INSTRUCTIONS TO FOLLOW:
Below are entries. Pull out all lines containing "Ottieni".

_____

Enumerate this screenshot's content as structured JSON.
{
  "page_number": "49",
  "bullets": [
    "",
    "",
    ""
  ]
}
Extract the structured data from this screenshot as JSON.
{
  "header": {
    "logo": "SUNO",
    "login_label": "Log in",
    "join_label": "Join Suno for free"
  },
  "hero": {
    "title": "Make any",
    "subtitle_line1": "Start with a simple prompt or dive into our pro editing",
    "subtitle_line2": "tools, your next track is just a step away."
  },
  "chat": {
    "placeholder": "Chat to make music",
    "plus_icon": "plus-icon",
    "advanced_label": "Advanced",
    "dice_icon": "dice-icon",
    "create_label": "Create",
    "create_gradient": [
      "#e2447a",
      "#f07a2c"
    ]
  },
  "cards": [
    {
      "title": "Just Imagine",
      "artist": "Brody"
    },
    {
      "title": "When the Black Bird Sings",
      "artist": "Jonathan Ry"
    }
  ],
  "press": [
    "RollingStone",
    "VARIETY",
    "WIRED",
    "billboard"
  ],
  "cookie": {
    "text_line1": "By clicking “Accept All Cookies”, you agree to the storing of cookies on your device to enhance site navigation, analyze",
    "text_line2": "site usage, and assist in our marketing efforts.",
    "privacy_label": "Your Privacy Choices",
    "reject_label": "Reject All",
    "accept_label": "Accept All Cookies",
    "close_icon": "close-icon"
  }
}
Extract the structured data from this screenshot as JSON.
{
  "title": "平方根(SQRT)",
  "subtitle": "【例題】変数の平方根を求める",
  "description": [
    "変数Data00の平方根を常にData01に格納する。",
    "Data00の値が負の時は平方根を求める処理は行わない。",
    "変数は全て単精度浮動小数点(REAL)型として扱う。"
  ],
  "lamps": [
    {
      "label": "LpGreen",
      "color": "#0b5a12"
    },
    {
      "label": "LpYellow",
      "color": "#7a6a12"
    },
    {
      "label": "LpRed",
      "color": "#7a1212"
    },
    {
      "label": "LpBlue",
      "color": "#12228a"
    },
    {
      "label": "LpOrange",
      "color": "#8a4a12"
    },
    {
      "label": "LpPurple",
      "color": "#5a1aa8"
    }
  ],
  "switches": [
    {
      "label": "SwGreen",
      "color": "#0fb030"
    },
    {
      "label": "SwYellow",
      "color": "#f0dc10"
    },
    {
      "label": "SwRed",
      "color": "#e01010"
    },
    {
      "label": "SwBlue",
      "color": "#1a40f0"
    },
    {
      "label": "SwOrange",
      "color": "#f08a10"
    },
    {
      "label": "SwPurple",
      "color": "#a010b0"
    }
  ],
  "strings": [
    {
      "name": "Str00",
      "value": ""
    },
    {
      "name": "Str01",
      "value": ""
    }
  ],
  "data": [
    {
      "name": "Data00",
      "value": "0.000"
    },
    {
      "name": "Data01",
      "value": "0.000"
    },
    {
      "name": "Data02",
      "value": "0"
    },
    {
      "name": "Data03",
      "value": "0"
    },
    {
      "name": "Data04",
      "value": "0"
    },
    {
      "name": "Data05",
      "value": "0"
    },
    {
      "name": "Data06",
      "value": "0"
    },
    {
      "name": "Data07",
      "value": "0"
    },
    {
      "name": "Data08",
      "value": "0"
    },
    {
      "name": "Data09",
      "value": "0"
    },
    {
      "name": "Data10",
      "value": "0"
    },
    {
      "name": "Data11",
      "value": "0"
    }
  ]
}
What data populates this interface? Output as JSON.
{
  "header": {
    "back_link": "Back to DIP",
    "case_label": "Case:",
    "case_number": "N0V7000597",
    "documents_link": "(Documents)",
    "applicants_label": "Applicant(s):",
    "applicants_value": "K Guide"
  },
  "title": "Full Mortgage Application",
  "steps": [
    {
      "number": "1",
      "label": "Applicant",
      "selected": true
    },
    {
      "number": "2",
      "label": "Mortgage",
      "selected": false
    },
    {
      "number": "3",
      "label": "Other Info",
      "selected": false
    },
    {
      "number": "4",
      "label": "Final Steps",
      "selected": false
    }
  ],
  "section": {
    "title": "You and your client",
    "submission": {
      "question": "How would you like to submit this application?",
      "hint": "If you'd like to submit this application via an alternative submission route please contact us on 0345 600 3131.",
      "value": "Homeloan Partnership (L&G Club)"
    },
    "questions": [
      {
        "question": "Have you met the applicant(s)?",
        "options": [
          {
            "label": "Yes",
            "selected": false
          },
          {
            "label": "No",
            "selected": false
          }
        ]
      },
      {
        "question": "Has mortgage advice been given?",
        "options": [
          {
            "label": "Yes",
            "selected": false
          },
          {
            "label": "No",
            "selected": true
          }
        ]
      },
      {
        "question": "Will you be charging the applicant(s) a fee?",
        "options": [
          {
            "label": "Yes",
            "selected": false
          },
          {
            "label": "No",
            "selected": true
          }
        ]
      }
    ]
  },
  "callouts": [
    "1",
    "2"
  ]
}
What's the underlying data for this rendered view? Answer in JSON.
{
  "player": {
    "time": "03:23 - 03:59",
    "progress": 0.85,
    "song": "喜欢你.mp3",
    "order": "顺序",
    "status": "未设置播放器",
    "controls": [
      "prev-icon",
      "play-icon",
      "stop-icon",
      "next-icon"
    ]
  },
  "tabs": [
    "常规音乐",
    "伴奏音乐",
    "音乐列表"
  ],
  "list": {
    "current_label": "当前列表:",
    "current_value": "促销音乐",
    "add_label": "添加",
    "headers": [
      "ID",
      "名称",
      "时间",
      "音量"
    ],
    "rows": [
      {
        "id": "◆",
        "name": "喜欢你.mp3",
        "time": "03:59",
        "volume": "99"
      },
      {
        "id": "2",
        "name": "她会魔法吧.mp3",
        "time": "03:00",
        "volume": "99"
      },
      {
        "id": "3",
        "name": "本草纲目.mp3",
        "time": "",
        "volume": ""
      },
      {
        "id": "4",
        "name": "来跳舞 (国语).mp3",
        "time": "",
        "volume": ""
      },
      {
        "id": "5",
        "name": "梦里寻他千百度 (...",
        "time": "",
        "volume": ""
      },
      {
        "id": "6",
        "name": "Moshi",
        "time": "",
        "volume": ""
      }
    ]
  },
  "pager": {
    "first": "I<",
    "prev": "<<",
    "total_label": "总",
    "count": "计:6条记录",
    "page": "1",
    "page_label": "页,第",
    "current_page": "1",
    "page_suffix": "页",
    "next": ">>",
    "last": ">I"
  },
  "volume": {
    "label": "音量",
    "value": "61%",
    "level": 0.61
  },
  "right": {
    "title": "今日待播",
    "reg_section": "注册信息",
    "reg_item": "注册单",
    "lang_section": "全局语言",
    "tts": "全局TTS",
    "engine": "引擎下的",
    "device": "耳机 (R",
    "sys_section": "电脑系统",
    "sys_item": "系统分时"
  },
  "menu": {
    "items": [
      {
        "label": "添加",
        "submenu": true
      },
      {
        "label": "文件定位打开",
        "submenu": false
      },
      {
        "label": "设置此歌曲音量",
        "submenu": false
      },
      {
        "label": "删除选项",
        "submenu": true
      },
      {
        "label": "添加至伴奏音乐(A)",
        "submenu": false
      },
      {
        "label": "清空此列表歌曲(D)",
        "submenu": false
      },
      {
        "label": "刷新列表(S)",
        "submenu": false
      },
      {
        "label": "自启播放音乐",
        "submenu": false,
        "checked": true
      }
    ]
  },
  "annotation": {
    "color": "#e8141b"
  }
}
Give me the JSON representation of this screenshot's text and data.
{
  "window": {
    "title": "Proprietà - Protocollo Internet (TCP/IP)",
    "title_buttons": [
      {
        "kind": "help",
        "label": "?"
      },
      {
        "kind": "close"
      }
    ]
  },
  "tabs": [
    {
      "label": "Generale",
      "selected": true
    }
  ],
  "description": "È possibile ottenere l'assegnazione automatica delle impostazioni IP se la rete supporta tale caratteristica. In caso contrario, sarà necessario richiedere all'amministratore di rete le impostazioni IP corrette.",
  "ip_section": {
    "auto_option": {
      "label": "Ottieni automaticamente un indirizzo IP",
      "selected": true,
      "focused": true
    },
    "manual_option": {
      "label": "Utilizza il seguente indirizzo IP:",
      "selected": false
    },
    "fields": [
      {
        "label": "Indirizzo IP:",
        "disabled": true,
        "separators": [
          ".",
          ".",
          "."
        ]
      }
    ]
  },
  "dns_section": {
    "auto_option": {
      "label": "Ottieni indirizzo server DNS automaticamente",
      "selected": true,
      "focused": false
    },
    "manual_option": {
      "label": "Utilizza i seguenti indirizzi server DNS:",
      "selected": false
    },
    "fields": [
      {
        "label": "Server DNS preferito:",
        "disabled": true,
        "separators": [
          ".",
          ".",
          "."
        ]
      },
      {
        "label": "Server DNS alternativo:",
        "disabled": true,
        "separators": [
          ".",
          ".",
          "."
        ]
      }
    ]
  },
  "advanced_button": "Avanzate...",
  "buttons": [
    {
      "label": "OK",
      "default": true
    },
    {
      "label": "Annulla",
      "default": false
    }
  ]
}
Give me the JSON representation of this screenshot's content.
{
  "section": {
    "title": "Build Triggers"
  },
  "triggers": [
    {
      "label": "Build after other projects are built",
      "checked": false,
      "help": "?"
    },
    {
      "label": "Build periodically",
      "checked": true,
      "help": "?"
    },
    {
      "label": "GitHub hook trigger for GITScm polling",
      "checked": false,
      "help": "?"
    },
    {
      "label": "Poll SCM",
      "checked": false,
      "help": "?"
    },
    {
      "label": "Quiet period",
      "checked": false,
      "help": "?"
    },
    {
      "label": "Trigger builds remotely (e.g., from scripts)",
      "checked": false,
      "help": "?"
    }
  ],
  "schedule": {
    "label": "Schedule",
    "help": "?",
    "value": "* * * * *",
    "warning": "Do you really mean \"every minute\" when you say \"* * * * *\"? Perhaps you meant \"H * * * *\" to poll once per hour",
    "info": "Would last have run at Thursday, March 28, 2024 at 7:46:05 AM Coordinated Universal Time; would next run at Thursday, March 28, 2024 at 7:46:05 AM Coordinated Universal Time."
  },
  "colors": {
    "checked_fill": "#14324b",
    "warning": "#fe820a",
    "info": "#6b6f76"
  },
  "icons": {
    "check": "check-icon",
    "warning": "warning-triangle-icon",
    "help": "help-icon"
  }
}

_____

TASK SOLUTION:
      "label": "Ottieni automaticamente un indirizzo IP",
      "label": "Ottieni indirizzo server DNS automaticamente",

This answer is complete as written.